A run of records
>> BEGIN
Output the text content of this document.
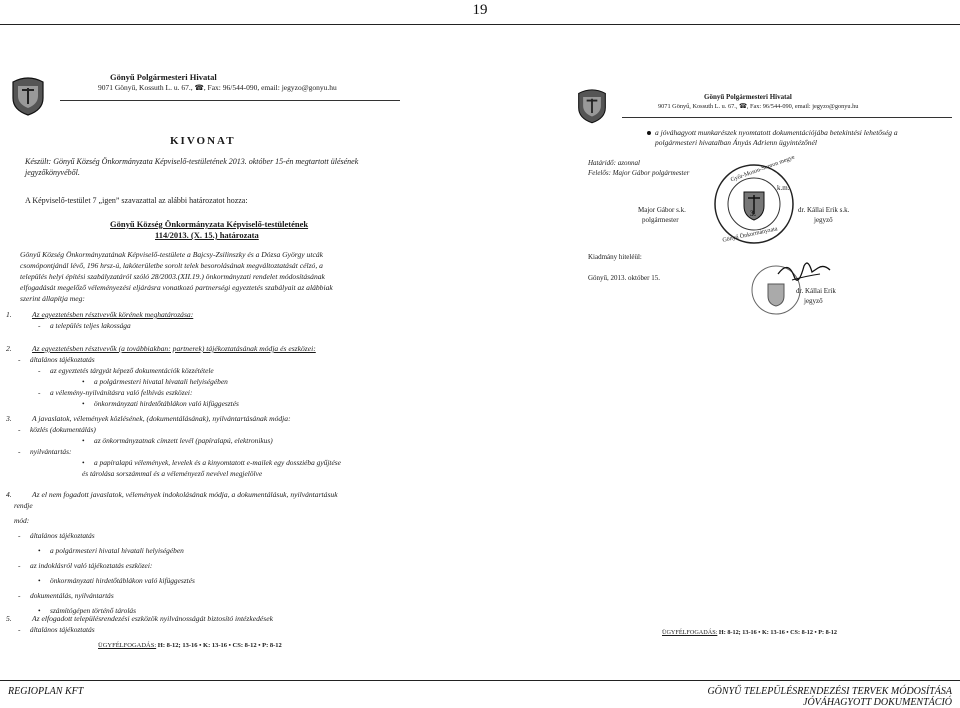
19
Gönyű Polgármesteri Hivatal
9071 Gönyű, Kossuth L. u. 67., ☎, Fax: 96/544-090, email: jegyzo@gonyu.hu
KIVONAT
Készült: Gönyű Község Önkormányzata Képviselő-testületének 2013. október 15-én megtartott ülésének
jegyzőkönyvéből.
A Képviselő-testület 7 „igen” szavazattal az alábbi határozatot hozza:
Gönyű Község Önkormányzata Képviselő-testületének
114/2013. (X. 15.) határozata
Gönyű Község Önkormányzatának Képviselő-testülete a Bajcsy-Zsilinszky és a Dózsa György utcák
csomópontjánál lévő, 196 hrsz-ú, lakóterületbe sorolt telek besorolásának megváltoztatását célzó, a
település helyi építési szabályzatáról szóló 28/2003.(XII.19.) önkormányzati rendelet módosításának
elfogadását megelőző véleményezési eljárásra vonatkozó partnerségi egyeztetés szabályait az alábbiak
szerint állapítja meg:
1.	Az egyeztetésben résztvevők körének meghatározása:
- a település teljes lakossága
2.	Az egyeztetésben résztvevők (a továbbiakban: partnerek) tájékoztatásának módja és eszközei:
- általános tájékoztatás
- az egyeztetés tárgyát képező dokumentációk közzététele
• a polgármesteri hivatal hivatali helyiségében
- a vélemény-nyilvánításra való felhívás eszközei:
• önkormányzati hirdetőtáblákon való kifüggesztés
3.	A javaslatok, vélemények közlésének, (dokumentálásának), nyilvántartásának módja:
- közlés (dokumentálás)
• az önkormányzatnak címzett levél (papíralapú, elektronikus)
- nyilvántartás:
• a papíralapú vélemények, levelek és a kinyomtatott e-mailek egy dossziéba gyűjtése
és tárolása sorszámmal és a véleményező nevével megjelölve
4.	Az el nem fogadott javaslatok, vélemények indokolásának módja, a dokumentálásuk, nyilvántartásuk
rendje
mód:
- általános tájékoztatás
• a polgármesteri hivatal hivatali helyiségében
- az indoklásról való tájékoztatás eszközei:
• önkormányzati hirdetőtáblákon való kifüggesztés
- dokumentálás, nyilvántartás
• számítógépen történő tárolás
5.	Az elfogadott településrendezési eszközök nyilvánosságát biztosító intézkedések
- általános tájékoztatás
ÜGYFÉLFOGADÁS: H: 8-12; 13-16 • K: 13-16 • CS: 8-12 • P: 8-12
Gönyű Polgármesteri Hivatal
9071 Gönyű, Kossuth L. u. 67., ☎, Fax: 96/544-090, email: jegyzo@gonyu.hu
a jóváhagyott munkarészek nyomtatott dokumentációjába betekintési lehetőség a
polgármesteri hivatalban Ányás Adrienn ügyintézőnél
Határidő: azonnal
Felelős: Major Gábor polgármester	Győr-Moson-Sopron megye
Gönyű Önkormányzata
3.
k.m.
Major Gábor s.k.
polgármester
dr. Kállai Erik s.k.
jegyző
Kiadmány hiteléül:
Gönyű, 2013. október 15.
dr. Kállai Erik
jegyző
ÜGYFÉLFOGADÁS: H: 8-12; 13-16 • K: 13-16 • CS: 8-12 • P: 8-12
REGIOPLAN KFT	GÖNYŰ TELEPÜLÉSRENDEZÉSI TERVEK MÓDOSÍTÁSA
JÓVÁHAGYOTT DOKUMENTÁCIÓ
>> END
● Written exercise
Every line above should be returned exactly; the pictures stay out.

● Output for this task
Output the text content of this document.
19
Gönyű Polgármesteri Hivatal
9071 Gönyű, Kossuth L. u. 67., ☎, Fax: 96/544-090, email: jegyzo@gonyu.hu
KIVONAT
Készült: Gönyű Község Önkormányzata Képviselő-testületének 2013. október 15-én megtartott ülésének
jegyzőkönyvéből.
A Képviselő-testület 7 „igen” szavazattal az alábbi határozatot hozza:
Gönyű Község Önkormányzata Képviselő-testületének
114/2013. (X. 15.) határozata
Gönyű Község Önkormányzatának Képviselő-testülete a Bajcsy-Zsilinszky és a Dózsa György utcák
csomópontjánál lévő, 196 hrsz-ú, lakóterületbe sorolt telek besorolásának megváltoztatását célzó, a
település helyi építési szabályzatáról szóló 28/2003.(XII.19.) önkormányzati rendelet módosításának
elfogadását megelőző véleményezési eljárásra vonatkozó partnerségi egyeztetés szabályait az alábbiak
szerint állapítja meg:
1.	Az egyeztetésben résztvevők körének meghatározása:
- a település teljes lakossága
2.	Az egyeztetésben résztvevők (a továbbiakban: partnerek) tájékoztatásának módja és eszközei:
- általános tájékoztatás
- az egyeztetés tárgyát képező dokumentációk közzététele
• a polgármesteri hivatal hivatali helyiségében
- a vélemény-nyilvánításra való felhívás eszközei:
• önkormányzati hirdetőtáblákon való kifüggesztés
3.	A javaslatok, vélemények közlésének, (dokumentálásának), nyilvántartásának módja:
- közlés (dokumentálás)
• az önkormányzatnak címzett levél (papíralapú, elektronikus)
- nyilvántartás:
• a papíralapú vélemények, levelek és a kinyomtatott e-mailek egy dossziéba gyűjtése
és tárolása sorszámmal és a véleményező nevével megjelölve
4.	Az el nem fogadott javaslatok, vélemények indokolásának módja, a dokumentálásuk, nyilvántartásuk
rendje
mód:
- általános tájékoztatás
• a polgármesteri hivatal hivatali helyiségében
- az indoklásról való tájékoztatás eszközei:
• önkormányzati hirdetőtáblákon való kifüggesztés
- dokumentálás, nyilvántartás
• számítógépen történő tárolás
5.	Az elfogadott településrendezési eszközök nyilvánosságát biztosító intézkedések
- általános tájékoztatás
ÜGYFÉLFOGADÁS: H: 8-12; 13-16 • K: 13-16 • CS: 8-12 • P: 8-12
Gönyű Polgármesteri Hivatal
9071 Gönyű, Kossuth L. u. 67., ☎, Fax: 96/544-090, email: jegyzo@gonyu.hu
a jóváhagyott munkarészek nyomtatott dokumentációjába betekintési lehetőség a
polgármesteri hivatalban Ányás Adrienn ügyintézőnél
Határidő: azonnal
Felelős: Major Gábor polgármester	Győr-Moson-Sopron megye
Gönyű Önkormányzata
3.
k.m.
Major Gábor s.k.
polgármester
dr. Kállai Erik s.k.
jegyző
Kiadmány hiteléül:
Gönyű, 2013. október 15.
dr. Kállai Erik
jegyző
ÜGYFÉLFOGADÁS: H: 8-12; 13-16 • K: 13-16 • CS: 8-12 • P: 8-12
REGIOPLAN KFT	GÖNYŰ TELEPÜLÉSRENDEZÉSI TERVEK MÓDOSÍTÁSA
JÓVÁHAGYOTT DOKUMENTÁCIÓ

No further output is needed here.